Collected data entries:

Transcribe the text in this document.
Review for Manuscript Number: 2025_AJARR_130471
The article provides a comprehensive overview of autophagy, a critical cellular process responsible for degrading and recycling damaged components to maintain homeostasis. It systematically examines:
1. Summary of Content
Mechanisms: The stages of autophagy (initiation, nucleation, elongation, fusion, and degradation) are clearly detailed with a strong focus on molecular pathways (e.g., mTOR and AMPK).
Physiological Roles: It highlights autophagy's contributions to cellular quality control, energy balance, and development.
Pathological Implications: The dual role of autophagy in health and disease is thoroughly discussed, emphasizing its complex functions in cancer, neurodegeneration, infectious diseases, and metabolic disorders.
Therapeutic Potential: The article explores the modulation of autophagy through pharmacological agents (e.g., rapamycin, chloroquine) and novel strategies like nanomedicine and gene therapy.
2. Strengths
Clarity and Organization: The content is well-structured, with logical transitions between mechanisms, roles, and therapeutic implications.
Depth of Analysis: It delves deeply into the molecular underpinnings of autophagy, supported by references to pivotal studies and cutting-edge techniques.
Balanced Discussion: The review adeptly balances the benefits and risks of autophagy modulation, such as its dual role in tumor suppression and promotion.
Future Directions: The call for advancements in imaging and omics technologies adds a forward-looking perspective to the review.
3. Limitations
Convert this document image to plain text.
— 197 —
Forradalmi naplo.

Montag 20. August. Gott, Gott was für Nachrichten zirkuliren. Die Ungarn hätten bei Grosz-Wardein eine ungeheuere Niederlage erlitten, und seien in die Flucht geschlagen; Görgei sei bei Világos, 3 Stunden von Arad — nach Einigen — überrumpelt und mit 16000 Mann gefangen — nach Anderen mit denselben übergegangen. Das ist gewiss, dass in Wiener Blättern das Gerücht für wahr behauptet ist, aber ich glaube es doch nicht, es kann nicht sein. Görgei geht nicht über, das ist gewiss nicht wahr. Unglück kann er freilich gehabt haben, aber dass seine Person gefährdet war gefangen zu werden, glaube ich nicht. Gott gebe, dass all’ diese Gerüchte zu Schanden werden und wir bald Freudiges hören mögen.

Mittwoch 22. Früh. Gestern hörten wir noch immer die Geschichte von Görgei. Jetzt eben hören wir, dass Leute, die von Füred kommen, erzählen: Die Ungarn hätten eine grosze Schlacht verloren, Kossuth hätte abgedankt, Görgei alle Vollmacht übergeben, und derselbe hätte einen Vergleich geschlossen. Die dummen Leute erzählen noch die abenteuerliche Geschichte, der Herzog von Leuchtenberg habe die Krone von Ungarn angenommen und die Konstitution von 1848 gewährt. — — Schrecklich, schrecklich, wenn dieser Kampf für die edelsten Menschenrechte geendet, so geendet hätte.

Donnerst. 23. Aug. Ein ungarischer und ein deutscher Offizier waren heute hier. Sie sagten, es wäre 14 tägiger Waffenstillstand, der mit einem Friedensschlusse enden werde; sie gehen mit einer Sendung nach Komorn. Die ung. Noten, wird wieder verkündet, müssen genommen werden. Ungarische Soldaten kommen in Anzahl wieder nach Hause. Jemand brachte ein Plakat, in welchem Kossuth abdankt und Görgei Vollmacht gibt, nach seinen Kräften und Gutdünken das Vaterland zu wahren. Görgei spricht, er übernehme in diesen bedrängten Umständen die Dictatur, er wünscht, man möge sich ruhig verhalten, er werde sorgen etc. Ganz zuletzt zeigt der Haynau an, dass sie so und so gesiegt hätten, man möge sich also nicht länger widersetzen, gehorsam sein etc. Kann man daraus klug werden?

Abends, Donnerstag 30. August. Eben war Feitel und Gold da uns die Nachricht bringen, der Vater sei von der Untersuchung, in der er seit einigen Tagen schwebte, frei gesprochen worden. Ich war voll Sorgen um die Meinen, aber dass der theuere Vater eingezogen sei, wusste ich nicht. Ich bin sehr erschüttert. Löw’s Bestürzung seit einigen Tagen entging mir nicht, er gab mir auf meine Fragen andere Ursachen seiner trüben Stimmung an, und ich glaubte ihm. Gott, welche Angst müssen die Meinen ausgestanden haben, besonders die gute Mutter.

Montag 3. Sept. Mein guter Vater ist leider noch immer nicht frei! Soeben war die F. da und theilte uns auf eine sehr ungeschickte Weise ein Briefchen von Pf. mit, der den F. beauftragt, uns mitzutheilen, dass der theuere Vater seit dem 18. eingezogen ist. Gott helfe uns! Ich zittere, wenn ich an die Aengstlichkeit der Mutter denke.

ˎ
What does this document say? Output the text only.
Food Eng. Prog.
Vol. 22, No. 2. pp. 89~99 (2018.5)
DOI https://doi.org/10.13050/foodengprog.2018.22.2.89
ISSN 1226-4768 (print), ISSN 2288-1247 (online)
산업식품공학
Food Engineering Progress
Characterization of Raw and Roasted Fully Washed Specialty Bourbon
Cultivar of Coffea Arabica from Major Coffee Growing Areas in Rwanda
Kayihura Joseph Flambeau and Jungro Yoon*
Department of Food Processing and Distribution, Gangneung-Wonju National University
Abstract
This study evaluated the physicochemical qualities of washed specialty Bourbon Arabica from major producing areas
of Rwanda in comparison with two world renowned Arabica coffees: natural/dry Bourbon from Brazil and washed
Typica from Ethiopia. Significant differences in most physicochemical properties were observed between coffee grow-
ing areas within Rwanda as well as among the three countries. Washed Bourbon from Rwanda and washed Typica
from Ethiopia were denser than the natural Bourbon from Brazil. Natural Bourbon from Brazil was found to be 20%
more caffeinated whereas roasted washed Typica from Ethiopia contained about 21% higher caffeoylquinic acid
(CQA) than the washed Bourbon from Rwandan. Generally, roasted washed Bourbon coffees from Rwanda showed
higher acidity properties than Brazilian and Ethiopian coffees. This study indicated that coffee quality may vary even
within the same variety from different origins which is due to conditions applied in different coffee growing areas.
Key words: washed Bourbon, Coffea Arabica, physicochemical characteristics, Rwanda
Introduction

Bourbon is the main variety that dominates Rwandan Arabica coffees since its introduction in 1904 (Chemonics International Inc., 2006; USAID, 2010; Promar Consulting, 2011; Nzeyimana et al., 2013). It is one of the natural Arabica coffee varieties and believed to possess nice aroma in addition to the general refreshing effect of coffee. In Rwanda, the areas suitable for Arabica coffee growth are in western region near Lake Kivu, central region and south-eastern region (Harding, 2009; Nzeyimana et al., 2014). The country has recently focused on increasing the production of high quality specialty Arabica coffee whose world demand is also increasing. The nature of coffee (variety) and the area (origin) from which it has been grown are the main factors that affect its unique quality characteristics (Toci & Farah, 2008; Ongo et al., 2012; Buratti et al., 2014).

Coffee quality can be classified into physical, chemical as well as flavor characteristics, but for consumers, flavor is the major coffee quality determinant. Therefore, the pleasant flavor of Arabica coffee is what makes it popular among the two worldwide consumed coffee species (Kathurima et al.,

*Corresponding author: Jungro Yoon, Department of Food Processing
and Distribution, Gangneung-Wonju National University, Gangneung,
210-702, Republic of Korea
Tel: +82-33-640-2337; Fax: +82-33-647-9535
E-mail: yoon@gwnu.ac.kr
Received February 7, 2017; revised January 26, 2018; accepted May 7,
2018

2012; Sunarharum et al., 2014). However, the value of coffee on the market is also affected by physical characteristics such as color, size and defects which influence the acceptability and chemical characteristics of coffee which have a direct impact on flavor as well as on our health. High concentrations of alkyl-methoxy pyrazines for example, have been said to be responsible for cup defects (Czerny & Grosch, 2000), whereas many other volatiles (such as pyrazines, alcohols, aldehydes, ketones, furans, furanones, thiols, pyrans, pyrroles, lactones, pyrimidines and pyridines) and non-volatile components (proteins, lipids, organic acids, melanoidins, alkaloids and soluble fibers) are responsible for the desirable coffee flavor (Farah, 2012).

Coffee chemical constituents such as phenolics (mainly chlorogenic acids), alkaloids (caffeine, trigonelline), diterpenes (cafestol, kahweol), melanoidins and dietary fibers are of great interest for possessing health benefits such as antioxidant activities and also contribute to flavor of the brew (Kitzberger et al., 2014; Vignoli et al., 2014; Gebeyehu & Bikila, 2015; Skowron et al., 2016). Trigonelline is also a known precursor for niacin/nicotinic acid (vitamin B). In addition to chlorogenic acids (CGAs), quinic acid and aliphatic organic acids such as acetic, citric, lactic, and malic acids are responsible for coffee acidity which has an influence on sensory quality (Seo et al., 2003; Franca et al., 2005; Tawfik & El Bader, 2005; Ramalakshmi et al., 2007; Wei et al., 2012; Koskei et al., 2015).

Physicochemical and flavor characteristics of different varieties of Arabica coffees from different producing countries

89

WHAT TO DO => From the lines above, copy those that contain the word "producing".

TASK RESULT =>
This study evaluated the physicochemical qualities of washed specialty Bourbon Arabica from major producing areas
Physicochemical and flavor characteristics of different varieties of Arabica coffees from different producing countries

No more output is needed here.